§ **Do this**
Rewrite the records from the first line through the line that contains "permission-icon[interactable] (130, 50, 146, 66)", inclusive, changing every "ruler-tick" to "ruler-mark" and leaving all else as it is.

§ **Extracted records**
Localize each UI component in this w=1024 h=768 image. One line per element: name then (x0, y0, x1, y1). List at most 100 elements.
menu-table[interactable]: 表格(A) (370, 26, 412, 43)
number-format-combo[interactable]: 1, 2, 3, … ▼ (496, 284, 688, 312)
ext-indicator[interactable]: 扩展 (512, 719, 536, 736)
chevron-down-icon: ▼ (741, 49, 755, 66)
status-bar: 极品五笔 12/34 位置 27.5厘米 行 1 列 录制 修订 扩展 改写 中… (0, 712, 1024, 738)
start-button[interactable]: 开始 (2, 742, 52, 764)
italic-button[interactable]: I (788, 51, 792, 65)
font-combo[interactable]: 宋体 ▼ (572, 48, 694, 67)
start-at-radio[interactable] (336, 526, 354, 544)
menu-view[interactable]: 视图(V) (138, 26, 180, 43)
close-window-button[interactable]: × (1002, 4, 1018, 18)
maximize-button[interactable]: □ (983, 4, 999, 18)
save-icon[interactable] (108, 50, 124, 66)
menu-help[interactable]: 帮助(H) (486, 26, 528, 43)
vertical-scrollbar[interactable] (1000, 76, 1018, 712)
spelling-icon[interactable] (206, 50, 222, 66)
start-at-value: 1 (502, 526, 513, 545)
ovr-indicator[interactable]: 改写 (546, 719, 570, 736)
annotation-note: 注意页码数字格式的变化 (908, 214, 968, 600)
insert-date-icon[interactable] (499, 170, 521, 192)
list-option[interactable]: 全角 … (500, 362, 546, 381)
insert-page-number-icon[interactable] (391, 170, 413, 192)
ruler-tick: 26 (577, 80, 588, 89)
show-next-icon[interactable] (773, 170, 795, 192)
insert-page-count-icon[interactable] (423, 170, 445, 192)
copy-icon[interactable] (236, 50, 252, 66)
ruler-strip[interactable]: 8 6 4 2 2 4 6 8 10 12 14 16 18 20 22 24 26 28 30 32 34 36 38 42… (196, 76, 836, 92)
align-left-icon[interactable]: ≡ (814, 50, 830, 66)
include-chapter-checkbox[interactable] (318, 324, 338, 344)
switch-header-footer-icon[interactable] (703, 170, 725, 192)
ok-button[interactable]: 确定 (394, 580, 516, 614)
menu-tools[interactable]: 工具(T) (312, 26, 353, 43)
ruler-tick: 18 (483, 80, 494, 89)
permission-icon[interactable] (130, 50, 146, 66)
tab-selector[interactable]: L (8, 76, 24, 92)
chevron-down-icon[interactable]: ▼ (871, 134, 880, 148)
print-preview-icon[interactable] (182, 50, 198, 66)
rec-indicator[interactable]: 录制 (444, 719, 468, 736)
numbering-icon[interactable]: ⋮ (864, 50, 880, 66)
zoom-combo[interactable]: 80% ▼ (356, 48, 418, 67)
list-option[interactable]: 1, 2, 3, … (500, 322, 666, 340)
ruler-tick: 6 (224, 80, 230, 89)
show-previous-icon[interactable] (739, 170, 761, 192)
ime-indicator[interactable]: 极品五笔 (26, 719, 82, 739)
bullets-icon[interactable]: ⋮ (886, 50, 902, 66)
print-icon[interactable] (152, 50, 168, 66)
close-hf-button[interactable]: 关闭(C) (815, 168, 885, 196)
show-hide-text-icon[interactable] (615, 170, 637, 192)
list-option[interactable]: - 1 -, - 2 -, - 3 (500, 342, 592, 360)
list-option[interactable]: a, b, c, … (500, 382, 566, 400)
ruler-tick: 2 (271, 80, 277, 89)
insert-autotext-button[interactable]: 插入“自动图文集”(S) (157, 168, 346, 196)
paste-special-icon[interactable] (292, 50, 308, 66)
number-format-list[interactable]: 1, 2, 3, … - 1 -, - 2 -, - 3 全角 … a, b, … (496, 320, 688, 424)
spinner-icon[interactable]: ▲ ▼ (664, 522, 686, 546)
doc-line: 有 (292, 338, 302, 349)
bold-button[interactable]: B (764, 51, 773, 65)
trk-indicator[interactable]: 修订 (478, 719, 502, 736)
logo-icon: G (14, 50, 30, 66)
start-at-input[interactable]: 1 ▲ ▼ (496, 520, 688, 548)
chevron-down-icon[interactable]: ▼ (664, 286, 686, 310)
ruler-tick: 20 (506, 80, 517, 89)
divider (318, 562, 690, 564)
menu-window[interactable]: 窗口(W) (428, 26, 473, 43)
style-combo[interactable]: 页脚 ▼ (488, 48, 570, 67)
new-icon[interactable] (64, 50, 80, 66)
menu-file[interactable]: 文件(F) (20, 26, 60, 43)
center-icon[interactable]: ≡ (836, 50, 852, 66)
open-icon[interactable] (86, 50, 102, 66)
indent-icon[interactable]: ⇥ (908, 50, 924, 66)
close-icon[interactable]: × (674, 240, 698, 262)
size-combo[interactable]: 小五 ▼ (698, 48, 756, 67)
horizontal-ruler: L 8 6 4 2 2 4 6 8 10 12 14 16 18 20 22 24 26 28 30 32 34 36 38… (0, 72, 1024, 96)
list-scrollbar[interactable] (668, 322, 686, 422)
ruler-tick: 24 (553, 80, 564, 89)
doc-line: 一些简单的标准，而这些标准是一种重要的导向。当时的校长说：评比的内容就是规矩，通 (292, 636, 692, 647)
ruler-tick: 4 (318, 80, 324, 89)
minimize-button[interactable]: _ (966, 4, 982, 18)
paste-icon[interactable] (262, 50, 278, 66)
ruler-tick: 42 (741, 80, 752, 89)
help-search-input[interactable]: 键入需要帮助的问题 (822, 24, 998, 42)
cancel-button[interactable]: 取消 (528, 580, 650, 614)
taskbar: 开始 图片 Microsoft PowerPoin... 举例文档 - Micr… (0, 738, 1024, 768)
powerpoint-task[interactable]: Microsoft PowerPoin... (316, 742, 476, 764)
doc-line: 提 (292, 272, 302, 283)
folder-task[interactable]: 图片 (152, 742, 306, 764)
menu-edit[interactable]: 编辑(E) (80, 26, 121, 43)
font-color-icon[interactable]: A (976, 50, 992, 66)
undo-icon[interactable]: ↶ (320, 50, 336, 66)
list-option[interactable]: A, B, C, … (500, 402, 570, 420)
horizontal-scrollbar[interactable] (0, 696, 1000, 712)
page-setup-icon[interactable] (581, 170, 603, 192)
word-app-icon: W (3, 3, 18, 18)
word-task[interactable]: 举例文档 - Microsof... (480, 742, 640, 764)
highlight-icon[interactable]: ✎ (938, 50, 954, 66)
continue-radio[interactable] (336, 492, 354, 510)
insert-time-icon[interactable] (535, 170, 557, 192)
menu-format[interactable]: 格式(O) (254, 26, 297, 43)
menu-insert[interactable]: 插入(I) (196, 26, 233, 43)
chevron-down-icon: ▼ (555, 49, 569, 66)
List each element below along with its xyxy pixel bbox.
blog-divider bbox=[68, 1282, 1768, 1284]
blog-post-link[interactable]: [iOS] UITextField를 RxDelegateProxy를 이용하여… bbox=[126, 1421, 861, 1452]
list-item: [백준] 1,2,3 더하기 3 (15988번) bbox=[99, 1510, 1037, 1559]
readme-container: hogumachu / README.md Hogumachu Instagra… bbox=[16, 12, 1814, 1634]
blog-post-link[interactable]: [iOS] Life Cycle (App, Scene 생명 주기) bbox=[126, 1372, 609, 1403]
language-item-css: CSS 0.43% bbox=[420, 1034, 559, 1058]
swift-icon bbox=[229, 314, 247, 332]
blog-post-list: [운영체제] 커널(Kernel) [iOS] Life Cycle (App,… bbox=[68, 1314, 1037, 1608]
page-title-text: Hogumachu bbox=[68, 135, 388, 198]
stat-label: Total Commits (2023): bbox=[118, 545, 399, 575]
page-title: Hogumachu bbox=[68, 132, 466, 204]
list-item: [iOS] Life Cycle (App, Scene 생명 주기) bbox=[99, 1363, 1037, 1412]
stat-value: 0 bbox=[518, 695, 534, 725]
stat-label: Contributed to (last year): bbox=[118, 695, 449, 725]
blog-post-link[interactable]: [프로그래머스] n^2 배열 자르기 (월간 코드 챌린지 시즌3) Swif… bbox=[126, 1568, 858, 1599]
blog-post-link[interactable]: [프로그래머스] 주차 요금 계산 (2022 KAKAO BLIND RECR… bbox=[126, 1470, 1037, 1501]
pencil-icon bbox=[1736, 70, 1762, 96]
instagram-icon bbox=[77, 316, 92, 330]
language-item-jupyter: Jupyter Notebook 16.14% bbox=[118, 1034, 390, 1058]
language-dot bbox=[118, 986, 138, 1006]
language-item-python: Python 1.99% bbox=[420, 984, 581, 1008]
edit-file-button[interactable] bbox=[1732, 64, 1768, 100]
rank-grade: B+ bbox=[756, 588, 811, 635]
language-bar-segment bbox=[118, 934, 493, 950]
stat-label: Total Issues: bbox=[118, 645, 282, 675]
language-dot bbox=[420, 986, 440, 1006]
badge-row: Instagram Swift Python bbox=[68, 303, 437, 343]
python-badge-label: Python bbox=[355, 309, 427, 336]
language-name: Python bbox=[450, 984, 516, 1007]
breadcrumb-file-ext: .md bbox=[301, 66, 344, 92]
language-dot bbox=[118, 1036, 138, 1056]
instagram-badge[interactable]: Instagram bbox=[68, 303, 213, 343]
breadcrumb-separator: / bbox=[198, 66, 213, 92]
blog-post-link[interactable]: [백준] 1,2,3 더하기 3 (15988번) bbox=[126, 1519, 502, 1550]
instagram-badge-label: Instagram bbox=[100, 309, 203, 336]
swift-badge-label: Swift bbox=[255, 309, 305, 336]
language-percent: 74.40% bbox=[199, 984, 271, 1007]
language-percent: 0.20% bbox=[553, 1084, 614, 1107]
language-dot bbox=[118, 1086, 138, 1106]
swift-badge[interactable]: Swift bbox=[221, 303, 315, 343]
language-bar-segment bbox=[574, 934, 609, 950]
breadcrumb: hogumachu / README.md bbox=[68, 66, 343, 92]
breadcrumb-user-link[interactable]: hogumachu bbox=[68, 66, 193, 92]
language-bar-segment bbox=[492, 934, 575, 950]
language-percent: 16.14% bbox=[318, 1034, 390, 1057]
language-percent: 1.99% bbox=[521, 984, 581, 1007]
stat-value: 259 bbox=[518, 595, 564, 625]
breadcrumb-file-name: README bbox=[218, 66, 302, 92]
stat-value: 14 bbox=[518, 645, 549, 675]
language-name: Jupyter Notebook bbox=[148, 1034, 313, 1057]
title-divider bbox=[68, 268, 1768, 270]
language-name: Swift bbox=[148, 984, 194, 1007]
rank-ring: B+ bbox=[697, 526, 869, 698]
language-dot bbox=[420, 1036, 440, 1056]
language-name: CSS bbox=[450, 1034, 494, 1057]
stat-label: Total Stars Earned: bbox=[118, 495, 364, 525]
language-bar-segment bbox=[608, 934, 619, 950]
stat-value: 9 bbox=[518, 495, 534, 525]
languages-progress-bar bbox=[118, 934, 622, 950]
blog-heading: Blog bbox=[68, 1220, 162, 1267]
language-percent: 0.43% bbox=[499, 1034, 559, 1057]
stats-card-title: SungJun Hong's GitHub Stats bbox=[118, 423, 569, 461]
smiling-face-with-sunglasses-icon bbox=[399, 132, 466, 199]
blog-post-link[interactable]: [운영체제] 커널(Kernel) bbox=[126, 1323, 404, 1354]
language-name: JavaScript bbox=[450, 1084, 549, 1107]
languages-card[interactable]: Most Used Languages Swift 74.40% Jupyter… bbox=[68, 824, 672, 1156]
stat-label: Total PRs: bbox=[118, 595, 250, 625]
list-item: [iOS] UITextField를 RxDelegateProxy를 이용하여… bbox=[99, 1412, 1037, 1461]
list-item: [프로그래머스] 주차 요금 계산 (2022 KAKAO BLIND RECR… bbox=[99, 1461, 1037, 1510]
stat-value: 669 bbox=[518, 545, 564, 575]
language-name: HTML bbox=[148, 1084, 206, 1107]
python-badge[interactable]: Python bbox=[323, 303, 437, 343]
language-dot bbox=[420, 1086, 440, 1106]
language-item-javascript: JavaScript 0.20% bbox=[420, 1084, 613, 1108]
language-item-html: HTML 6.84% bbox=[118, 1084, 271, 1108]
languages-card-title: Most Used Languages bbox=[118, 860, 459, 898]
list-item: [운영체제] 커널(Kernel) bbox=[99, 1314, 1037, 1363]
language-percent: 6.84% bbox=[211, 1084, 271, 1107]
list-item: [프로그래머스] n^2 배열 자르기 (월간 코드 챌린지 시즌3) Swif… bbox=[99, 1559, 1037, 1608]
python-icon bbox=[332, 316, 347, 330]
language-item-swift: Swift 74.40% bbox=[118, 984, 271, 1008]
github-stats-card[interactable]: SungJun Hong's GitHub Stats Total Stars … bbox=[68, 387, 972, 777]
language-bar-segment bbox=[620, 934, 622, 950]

§ **Finished answer**
Localize each UI component in this w=1024 h=768 image. One line per element: name then (x0, y0, x1, y1). List at most 100 elements.
menu-table[interactable]: 表格(A) (370, 26, 412, 43)
number-format-combo[interactable]: 1, 2, 3, … ▼ (496, 284, 688, 312)
ext-indicator[interactable]: 扩展 (512, 719, 536, 736)
chevron-down-icon: ▼ (741, 49, 755, 66)
status-bar: 极品五笔 12/34 位置 27.5厘米 行 1 列 录制 修订 扩展 改写 中… (0, 712, 1024, 738)
start-button[interactable]: 开始 (2, 742, 52, 764)
italic-button[interactable]: I (788, 51, 792, 65)
font-combo[interactable]: 宋体 ▼ (572, 48, 694, 67)
start-at-radio[interactable] (336, 526, 354, 544)
menu-view[interactable]: 视图(V) (138, 26, 180, 43)
close-window-button[interactable]: × (1002, 4, 1018, 18)
maximize-button[interactable]: □ (983, 4, 999, 18)
save-icon[interactable] (108, 50, 124, 66)
menu-help[interactable]: 帮助(H) (486, 26, 528, 43)
vertical-scrollbar[interactable] (1000, 76, 1018, 712)
spelling-icon[interactable] (206, 50, 222, 66)
start-at-value: 1 (502, 526, 513, 545)
ovr-indicator[interactable]: 改写 (546, 719, 570, 736)
annotation-note: 注意页码数字格式的变化 (908, 214, 968, 600)
insert-date-icon[interactable] (499, 170, 521, 192)
list-option[interactable]: 全角 … (500, 362, 546, 381)
insert-page-number-icon[interactable] (391, 170, 413, 192)
ruler-mark: 26 (577, 80, 588, 89)
show-next-icon[interactable] (773, 170, 795, 192)
insert-page-count-icon[interactable] (423, 170, 445, 192)
copy-icon[interactable] (236, 50, 252, 66)
ruler-strip[interactable]: 8 6 4 2 2 4 6 8 10 12 14 16 18 20 22 24 26 28 30 32 34 36 38 42… (196, 76, 836, 92)
align-left-icon[interactable]: ≡ (814, 50, 830, 66)
include-chapter-checkbox[interactable] (318, 324, 338, 344)
switch-header-footer-icon[interactable] (703, 170, 725, 192)
ok-button[interactable]: 确定 (394, 580, 516, 614)
menu-tools[interactable]: 工具(T) (312, 26, 353, 43)
ruler-mark: 18 (483, 80, 494, 89)
permission-icon[interactable] (130, 50, 146, 66)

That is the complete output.